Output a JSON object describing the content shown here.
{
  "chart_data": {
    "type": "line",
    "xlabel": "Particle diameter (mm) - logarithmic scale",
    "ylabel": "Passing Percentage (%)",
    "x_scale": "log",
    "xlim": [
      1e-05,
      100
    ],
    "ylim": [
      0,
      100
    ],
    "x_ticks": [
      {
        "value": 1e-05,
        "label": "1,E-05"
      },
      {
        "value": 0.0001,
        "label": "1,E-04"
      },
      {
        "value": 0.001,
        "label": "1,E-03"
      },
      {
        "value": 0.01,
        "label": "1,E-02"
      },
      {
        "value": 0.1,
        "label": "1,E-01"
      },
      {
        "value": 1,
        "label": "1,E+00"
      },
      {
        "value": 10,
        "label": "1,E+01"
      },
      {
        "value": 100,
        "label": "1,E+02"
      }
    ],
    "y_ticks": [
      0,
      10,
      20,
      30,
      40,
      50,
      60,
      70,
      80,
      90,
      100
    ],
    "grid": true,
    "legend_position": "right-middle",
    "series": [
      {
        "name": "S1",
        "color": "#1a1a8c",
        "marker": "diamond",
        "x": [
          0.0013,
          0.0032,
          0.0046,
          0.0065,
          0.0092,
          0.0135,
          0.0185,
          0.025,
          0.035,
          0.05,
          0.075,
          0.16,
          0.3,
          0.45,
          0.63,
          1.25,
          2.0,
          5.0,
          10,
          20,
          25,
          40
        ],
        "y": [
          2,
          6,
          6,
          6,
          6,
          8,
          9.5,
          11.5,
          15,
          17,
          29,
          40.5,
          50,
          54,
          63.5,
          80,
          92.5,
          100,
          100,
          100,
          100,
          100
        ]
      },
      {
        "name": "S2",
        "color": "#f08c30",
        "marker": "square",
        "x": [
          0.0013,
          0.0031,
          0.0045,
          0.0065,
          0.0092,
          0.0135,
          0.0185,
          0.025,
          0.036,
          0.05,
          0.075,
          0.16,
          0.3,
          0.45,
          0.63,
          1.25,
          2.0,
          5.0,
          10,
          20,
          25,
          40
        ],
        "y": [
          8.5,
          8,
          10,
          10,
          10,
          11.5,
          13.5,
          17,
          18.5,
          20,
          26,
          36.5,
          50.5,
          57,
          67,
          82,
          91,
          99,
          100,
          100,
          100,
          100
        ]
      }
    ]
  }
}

* * * *

*Exercise aim*: Copy each line above that contains the string "value".

*Written answer*:
        "value": 1e-05,
        "value": 0.0001,
        "value": 0.001,
        "value": 0.01,
        "value": 0.1,
        "value": 1,
        "value": 10,
        "value": 100,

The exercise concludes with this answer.